▶ _DATA LISTING_:
◇ ◇ ◇ ◇ ◇ ◇ ◇
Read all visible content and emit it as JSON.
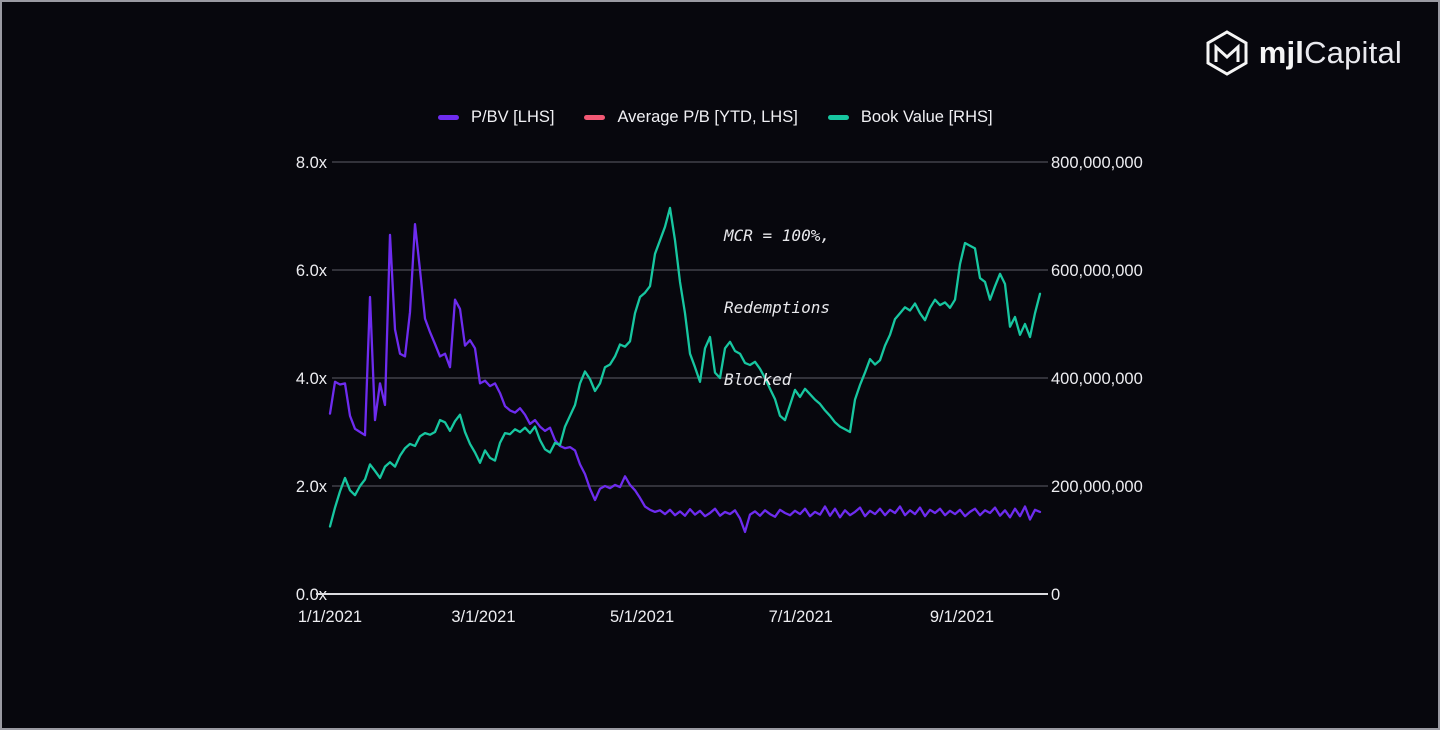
{
  "brand": {
    "name_bold": "mjl",
    "name_light": "Capital",
    "icon": "mjl-cube-hexagon-icon"
  },
  "legend": [
    {
      "label": "P/BV [LHS]",
      "color": "#6E2CEF"
    },
    {
      "label": "Average P/B [YTD, LHS]",
      "color": "#F25874"
    },
    {
      "label": "Book Value [RHS]",
      "color": "#17C6A0"
    }
  ],
  "annotation": {
    "lines": [
      "MCR = 100%,",
      "Redemptions",
      "Blocked"
    ]
  },
  "colors": {
    "background": "#07070D",
    "grid": "#41414A",
    "axis_baseline": "#DCDCE0",
    "text": "#EDEDF1",
    "border": "#9A9AA2"
  },
  "chart_data": {
    "type": "line",
    "title": "",
    "grid": "horizontal",
    "legend_position": "top-center",
    "x_axis": {
      "tick_labels": [
        "1/1/2021",
        "3/1/2021",
        "5/1/2021",
        "7/1/2021",
        "9/1/2021"
      ],
      "tick_days": [
        0,
        59,
        120,
        181,
        243
      ],
      "total_days": 273
    },
    "y_left": {
      "range": [
        0,
        8
      ],
      "tick_values": [
        0,
        2,
        4,
        6,
        8
      ],
      "tick_labels": [
        "0.0x",
        "2.0x",
        "4.0x",
        "6.0x",
        "8.0x"
      ]
    },
    "y_right": {
      "range": [
        0,
        800000000
      ],
      "tick_values": [
        0,
        200000000,
        400000000,
        600000000,
        800000000
      ],
      "tick_labels": [
        "0",
        "200,000,000",
        "400,000,000",
        "600,000,000",
        "800,000,000"
      ]
    },
    "series": [
      {
        "name": "P/BV [LHS]",
        "axis": "left",
        "color": "#6E2CEF",
        "values": [
          3.34,
          3.93,
          3.88,
          3.9,
          3.3,
          3.06,
          3.0,
          2.94,
          5.5,
          3.22,
          3.9,
          3.5,
          6.65,
          4.9,
          4.45,
          4.4,
          5.22,
          6.85,
          6.0,
          5.1,
          4.85,
          4.63,
          4.4,
          4.45,
          4.2,
          5.45,
          5.28,
          4.6,
          4.7,
          4.55,
          3.9,
          3.95,
          3.85,
          3.9,
          3.72,
          3.48,
          3.4,
          3.36,
          3.44,
          3.32,
          3.15,
          3.22,
          3.1,
          3.02,
          3.08,
          2.85,
          2.74,
          2.7,
          2.72,
          2.66,
          2.4,
          2.22,
          1.95,
          1.74,
          1.95,
          2.0,
          1.96,
          2.02,
          1.98,
          2.18,
          2.02,
          1.92,
          1.78,
          1.62,
          1.56,
          1.52,
          1.55,
          1.48,
          1.56,
          1.46,
          1.53,
          1.45,
          1.57,
          1.47,
          1.54,
          1.44,
          1.5,
          1.58,
          1.45,
          1.52,
          1.48,
          1.55,
          1.4,
          1.15,
          1.47,
          1.53,
          1.45,
          1.55,
          1.48,
          1.43,
          1.56,
          1.5,
          1.46,
          1.54,
          1.48,
          1.58,
          1.44,
          1.52,
          1.47,
          1.62,
          1.45,
          1.58,
          1.42,
          1.55,
          1.46,
          1.52,
          1.6,
          1.44,
          1.54,
          1.48,
          1.58,
          1.46,
          1.56,
          1.5,
          1.62,
          1.46,
          1.55,
          1.48,
          1.6,
          1.44,
          1.56,
          1.5,
          1.58,
          1.46,
          1.54,
          1.48,
          1.56,
          1.44,
          1.52,
          1.58,
          1.46,
          1.55,
          1.5,
          1.6,
          1.45,
          1.55,
          1.42,
          1.58,
          1.44,
          1.62,
          1.38,
          1.56,
          1.52
        ]
      },
      {
        "name": "Average P/B [YTD, LHS]",
        "axis": "left",
        "color": "#F25874",
        "visible_in_plot": false,
        "values": []
      },
      {
        "name": "Book Value [RHS]",
        "axis": "right",
        "color": "#17C6A0",
        "values_unit": "millions",
        "values": [
          125,
          160,
          190,
          215,
          192,
          183,
          200,
          212,
          240,
          228,
          215,
          236,
          244,
          236,
          256,
          270,
          278,
          274,
          292,
          298,
          295,
          300,
          322,
          318,
          302,
          320,
          332,
          300,
          278,
          262,
          243,
          266,
          252,
          247,
          280,
          298,
          296,
          305,
          300,
          308,
          298,
          310,
          285,
          268,
          262,
          280,
          276,
          310,
          330,
          350,
          390,
          412,
          398,
          376,
          390,
          420,
          425,
          440,
          462,
          458,
          468,
          520,
          550,
          558,
          570,
          630,
          655,
          680,
          715,
          655,
          578,
          520,
          445,
          420,
          393,
          455,
          476,
          410,
          400,
          455,
          467,
          450,
          445,
          428,
          424,
          430,
          417,
          400,
          380,
          361,
          330,
          322,
          350,
          378,
          365,
          380,
          370,
          360,
          352,
          340,
          330,
          318,
          310,
          305,
          300,
          360,
          387,
          410,
          435,
          425,
          433,
          460,
          480,
          509,
          520,
          531,
          525,
          538,
          520,
          507,
          530,
          545,
          535,
          540,
          530,
          545,
          611,
          650,
          645,
          640,
          585,
          578,
          545,
          570,
          593,
          574,
          495,
          513,
          480,
          500,
          476,
          520,
          556
        ]
      }
    ]
  }
}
◇ ◇ ◇ ◇ ◇ ◇ ◇
▶ _TASK INSTRUCTIONS_:
Transcribe each line above verbatim, with the pictures left out.

▶ _ANSWER_:
Read all visible content and emit it as JSON.
{
  "brand": {
    "name_bold": "mjl",
    "name_light": "Capital",
    "icon": "mjl-cube-hexagon-icon"
  },
  "legend": [
    {
      "label": "P/BV [LHS]",
      "color": "#6E2CEF"
    },
    {
      "label": "Average P/B [YTD, LHS]",
      "color": "#F25874"
    },
    {
      "label": "Book Value [RHS]",
      "color": "#17C6A0"
    }
  ],
  "annotation": {
    "lines": [
      "MCR = 100%,",
      "Redemptions",
      "Blocked"
    ]
  },
  "colors": {
    "background": "#07070D",
    "grid": "#41414A",
    "axis_baseline": "#DCDCE0",
    "text": "#EDEDF1",
    "border": "#9A9AA2"
  },
  "chart_data": {
    "type": "line",
    "title": "",
    "grid": "horizontal",
    "legend_position": "top-center",
    "x_axis": {
      "tick_labels": [
        "1/1/2021",
        "3/1/2021",
        "5/1/2021",
        "7/1/2021",
        "9/1/2021"
      ],
      "tick_days": [
        0,
        59,
        120,
        181,
        243
      ],
      "total_days": 273
    },
    "y_left": {
      "range": [
        0,
        8
      ],
      "tick_values": [
        0,
        2,
        4,
        6,
        8
      ],
      "tick_labels": [
        "0.0x",
        "2.0x",
        "4.0x",
        "6.0x",
        "8.0x"
      ]
    },
    "y_right": {
      "range": [
        0,
        800000000
      ],
      "tick_values": [
        0,
        200000000,
        400000000,
        600000000,
        800000000
      ],
      "tick_labels": [
        "0",
        "200,000,000",
        "400,000,000",
        "600,000,000",
        "800,000,000"
      ]
    },
    "series": [
      {
        "name": "P/BV [LHS]",
        "axis": "left",
        "color": "#6E2CEF",
        "values": [
          3.34,
          3.93,
          3.88,
          3.9,
          3.3,
          3.06,
          3.0,
          2.94,
          5.5,
          3.22,
          3.9,
          3.5,
          6.65,
          4.9,
          4.45,
          4.4,
          5.22,
          6.85,
          6.0,
          5.1,
          4.85,
          4.63,
          4.4,
          4.45,
          4.2,
          5.45,
          5.28,
          4.6,
          4.7,
          4.55,
          3.9,
          3.95,
          3.85,
          3.9,
          3.72,
          3.48,
          3.4,
          3.36,
          3.44,
          3.32,
          3.15,
          3.22,
          3.1,
          3.02,
          3.08,
          2.85,
          2.74,
          2.7,
          2.72,
          2.66,
          2.4,
          2.22,
          1.95,
          1.74,
          1.95,
          2.0,
          1.96,
          2.02,
          1.98,
          2.18,
          2.02,
          1.92,
          1.78,
          1.62,
          1.56,
          1.52,
          1.55,
          1.48,
          1.56,
          1.46,
          1.53,
          1.45,
          1.57,
          1.47,
          1.54,
          1.44,
          1.5,
          1.58,
          1.45,
          1.52,
          1.48,
          1.55,
          1.4,
          1.15,
          1.47,
          1.53,
          1.45,
          1.55,
          1.48,
          1.43,
          1.56,
          1.5,
          1.46,
          1.54,
          1.48,
          1.58,
          1.44,
          1.52,
          1.47,
          1.62,
          1.45,
          1.58,
          1.42,
          1.55,
          1.46,
          1.52,
          1.6,
          1.44,
          1.54,
          1.48,
          1.58,
          1.46,
          1.56,
          1.5,
          1.62,
          1.46,
          1.55,
          1.48,
          1.6,
          1.44,
          1.56,
          1.5,
          1.58,
          1.46,
          1.54,
          1.48,
          1.56,
          1.44,
          1.52,
          1.58,
          1.46,
          1.55,
          1.5,
          1.6,
          1.45,
          1.55,
          1.42,
          1.58,
          1.44,
          1.62,
          1.38,
          1.56,
          1.52
        ]
      },
      {
        "name": "Average P/B [YTD, LHS]",
        "axis": "left",
        "color": "#F25874",
        "visible_in_plot": false,
        "values": []
      },
      {
        "name": "Book Value [RHS]",
        "axis": "right",
        "color": "#17C6A0",
        "values_unit": "millions",
        "values": [
          125,
          160,
          190,
          215,
          192,
          183,
          200,
          212,
          240,
          228,
          215,
          236,
          244,
          236,
          256,
          270,
          278,
          274,
          292,
          298,
          295,
          300,
          322,
          318,
          302,
          320,
          332,
          300,
          278,
          262,
          243,
          266,
          252,
          247,
          280,
          298,
          296,
          305,
          300,
          308,
          298,
          310,
          285,
          268,
          262,
          280,
          276,
          310,
          330,
          350,
          390,
          412,
          398,
          376,
          390,
          420,
          425,
          440,
          462,
          458,
          468,
          520,
          550,
          558,
          570,
          630,
          655,
          680,
          715,
          655,
          578,
          520,
          445,
          420,
          393,
          455,
          476,
          410,
          400,
          455,
          467,
          450,
          445,
          428,
          424,
          430,
          417,
          400,
          380,
          361,
          330,
          322,
          350,
          378,
          365,
          380,
          370,
          360,
          352,
          340,
          330,
          318,
          310,
          305,
          300,
          360,
          387,
          410,
          435,
          425,
          433,
          460,
          480,
          509,
          520,
          531,
          525,
          538,
          520,
          507,
          530,
          545,
          535,
          540,
          530,
          545,
          611,
          650,
          645,
          640,
          585,
          578,
          545,
          570,
          593,
          574,
          495,
          513,
          480,
          500,
          476,
          520,
          556
        ]
      }
    ]
  }
}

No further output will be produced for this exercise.